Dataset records
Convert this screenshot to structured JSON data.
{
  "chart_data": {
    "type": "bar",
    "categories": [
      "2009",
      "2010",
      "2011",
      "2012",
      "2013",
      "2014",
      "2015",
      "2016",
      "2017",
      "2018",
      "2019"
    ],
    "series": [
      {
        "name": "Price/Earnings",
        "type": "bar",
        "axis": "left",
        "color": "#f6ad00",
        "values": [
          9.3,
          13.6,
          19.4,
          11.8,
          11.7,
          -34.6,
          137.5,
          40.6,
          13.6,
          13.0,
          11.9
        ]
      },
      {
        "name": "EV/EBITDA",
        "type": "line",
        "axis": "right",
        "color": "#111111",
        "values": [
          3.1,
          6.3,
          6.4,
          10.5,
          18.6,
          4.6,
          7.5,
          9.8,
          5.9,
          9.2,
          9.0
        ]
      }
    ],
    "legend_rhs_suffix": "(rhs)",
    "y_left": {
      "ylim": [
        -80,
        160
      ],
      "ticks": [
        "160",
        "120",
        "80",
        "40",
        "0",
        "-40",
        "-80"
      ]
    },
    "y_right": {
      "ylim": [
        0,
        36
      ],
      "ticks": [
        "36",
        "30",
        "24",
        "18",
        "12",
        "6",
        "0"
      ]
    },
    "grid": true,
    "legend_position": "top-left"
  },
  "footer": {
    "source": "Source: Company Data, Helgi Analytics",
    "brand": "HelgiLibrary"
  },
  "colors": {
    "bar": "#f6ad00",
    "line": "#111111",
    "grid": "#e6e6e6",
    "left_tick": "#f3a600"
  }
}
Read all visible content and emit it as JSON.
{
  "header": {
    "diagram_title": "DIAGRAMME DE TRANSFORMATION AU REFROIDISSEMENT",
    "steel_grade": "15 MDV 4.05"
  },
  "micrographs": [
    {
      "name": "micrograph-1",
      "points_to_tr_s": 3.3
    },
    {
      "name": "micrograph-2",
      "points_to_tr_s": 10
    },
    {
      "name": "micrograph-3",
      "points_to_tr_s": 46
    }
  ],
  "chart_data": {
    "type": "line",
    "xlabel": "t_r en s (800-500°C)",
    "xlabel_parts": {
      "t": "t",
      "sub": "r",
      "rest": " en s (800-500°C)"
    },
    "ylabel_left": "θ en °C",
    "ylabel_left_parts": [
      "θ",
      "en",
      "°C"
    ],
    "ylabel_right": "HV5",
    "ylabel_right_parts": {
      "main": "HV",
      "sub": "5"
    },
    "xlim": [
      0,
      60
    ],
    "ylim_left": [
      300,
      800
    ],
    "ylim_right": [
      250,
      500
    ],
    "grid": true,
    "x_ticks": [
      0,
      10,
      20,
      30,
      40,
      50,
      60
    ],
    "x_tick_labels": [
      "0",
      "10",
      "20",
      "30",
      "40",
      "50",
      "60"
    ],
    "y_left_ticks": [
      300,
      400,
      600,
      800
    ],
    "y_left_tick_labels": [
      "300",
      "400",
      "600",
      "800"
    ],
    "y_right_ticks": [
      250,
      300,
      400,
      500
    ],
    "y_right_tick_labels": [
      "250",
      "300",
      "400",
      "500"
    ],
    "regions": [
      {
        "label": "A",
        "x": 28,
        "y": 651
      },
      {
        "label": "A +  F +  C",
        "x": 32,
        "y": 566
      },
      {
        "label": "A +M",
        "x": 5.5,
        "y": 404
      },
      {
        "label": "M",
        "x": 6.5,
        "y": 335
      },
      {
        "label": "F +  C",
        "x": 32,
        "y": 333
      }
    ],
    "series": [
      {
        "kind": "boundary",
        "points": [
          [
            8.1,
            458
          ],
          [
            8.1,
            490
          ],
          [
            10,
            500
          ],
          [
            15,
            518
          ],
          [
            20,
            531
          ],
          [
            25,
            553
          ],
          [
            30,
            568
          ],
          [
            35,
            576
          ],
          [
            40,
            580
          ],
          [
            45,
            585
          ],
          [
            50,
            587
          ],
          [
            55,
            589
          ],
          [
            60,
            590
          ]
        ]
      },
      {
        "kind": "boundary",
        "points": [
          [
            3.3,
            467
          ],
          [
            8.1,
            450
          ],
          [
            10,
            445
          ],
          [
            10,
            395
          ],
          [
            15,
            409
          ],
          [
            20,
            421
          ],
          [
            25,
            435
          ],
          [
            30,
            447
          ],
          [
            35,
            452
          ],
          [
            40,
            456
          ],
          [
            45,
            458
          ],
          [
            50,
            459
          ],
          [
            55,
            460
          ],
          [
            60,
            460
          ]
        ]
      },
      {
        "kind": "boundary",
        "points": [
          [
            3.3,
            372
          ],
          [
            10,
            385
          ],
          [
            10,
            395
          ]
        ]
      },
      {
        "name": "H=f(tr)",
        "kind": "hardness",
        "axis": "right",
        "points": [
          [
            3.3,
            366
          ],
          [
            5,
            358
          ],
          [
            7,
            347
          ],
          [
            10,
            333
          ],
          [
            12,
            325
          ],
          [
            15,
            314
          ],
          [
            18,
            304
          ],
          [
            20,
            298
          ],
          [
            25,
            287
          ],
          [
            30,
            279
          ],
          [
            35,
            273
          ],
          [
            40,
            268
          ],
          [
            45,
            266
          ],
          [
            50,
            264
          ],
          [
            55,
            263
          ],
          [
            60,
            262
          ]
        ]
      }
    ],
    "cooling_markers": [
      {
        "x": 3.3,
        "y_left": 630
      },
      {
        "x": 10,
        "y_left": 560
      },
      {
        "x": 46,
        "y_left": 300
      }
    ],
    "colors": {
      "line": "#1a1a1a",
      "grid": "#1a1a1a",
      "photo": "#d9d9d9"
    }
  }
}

**Work required**: Write out the listing once more, matching it exactly.

**Answer to the task**:
Convert this screenshot to structured JSON data.
{
  "chart_data": {
    "type": "bar",
    "categories": [
      "2009",
      "2010",
      "2011",
      "2012",
      "2013",
      "2014",
      "2015",
      "2016",
      "2017",
      "2018",
      "2019"
    ],
    "series": [
      {
        "name": "Price/Earnings",
        "type": "bar",
        "axis": "left",
        "color": "#f6ad00",
        "values": [
          9.3,
          13.6,
          19.4,
          11.8,
          11.7,
          -34.6,
          137.5,
          40.6,
          13.6,
          13.0,
          11.9
        ]
      },
      {
        "name": "EV/EBITDA",
        "type": "line",
        "axis": "right",
        "color": "#111111",
        "values": [
          3.1,
          6.3,
          6.4,
          10.5,
          18.6,
          4.6,
          7.5,
          9.8,
          5.9,
          9.2,
          9.0
        ]
      }
    ],
    "legend_rhs_suffix": "(rhs)",
    "y_left": {
      "ylim": [
        -80,
        160
      ],
      "ticks": [
        "160",
        "120",
        "80",
        "40",
        "0",
        "-40",
        "-80"
      ]
    },
    "y_right": {
      "ylim": [
        0,
        36
      ],
      "ticks": [
        "36",
        "30",
        "24",
        "18",
        "12",
        "6",
        "0"
      ]
    },
    "grid": true,
    "legend_position": "top-left"
  },
  "footer": {
    "source": "Source: Company Data, Helgi Analytics",
    "brand": "HelgiLibrary"
  },
  "colors": {
    "bar": "#f6ad00",
    "line": "#111111",
    "grid": "#e6e6e6",
    "left_tick": "#f3a600"
  }
}
Read all visible content and emit it as JSON.
{
  "header": {
    "diagram_title": "DIAGRAMME DE TRANSFORMATION AU REFROIDISSEMENT",
    "steel_grade": "15 MDV 4.05"
  },
  "micrographs": [
    {
      "name": "micrograph-1",
      "points_to_tr_s": 3.3
    },
    {
      "name": "micrograph-2",
      "points_to_tr_s": 10
    },
    {
      "name": "micrograph-3",
      "points_to_tr_s": 46
    }
  ],
  "chart_data": {
    "type": "line",
    "xlabel": "t_r en s (800-500°C)",
    "xlabel_parts": {
      "t": "t",
      "sub": "r",
      "rest": " en s (800-500°C)"
    },
    "ylabel_left": "θ en °C",
    "ylabel_left_parts": [
      "θ",
      "en",
      "°C"
    ],
    "ylabel_right": "HV5",
    "ylabel_right_parts": {
      "main": "HV",
      "sub": "5"
    },
    "xlim": [
      0,
      60
    ],
    "ylim_left": [
      300,
      800
    ],
    "ylim_right": [
      250,
      500
    ],
    "grid": true,
    "x_ticks": [
      0,
      10,
      20,
      30,
      40,
      50,
      60
    ],
    "x_tick_labels": [
      "0",
      "10",
      "20",
      "30",
      "40",
      "50",
      "60"
    ],
    "y_left_ticks": [
      300,
      400,
      600,
      800
    ],
    "y_left_tick_labels": [
      "300",
      "400",
      "600",
      "800"
    ],
    "y_right_ticks": [
      250,
      300,
      400,
      500
    ],
    "y_right_tick_labels": [
      "250",
      "300",
      "400",
      "500"
    ],
    "regions": [
      {
        "label": "A",
        "x": 28,
        "y": 651
      },
      {
        "label": "A +  F +  C",
        "x": 32,
        "y": 566
      },
      {
        "label": "A +M",
        "x": 5.5,
        "y": 404
      },
      {
        "label": "M",
        "x": 6.5,
        "y": 335
      },
      {
        "label": "F +  C",
        "x": 32,
        "y": 333
      }
    ],
    "series": [
      {
        "kind": "boundary",
        "points": [
          [
            8.1,
            458
          ],
          [
            8.1,
            490
          ],
          [
            10,
            500
          ],
          [
            15,
            518
          ],
          [
            20,
            531
          ],
          [
            25,
            553
          ],
          [
            30,
            568
          ],
          [
            35,
            576
          ],
          [
            40,
            580
          ],
          [
            45,
            585
          ],
          [
            50,
            587
          ],
          [
            55,
            589
          ],
          [
            60,
            590
          ]
        ]
      },
      {
        "kind": "boundary",
        "points": [
          [
            3.3,
            467
          ],
          [
            8.1,
            450
          ],
          [
            10,
            445
          ],
          [
            10,
            395
          ],
          [
            15,
            409
          ],
          [
            20,
            421
          ],
          [
            25,
            435
          ],
          [
            30,
            447
          ],
          [
            35,
            452
          ],
          [
            40,
            456
          ],
          [
            45,
            458
          ],
          [
            50,
            459
          ],
          [
            55,
            460
          ],
          [
            60,
            460
          ]
        ]
      },
      {
        "kind": "boundary",
        "points": [
          [
            3.3,
            372
          ],
          [
            10,
            385
          ],
          [
            10,
            395
          ]
        ]
      },
      {
        "name": "H=f(tr)",
        "kind": "hardness",
        "axis": "right",
        "points": [
          [
            3.3,
            366
          ],
          [
            5,
            358
          ],
          [
            7,
            347
          ],
          [
            10,
            333
          ],
          [
            12,
            325
          ],
          [
            15,
            314
          ],
          [
            18,
            304
          ],
          [
            20,
            298
          ],
          [
            25,
            287
          ],
          [
            30,
            279
          ],
          [
            35,
            273
          ],
          [
            40,
            268
          ],
          [
            45,
            266
          ],
          [
            50,
            264
          ],
          [
            55,
            263
          ],
          [
            60,
            262
          ]
        ]
      }
    ],
    "cooling_markers": [
      {
        "x": 3.3,
        "y_left": 630
      },
      {
        "x": 10,
        "y_left": 560
      },
      {
        "x": 46,
        "y_left": 300
      }
    ],
    "colors": {
      "line": "#1a1a1a",
      "grid": "#1a1a1a",
      "photo": "#d9d9d9"
    }
  }
}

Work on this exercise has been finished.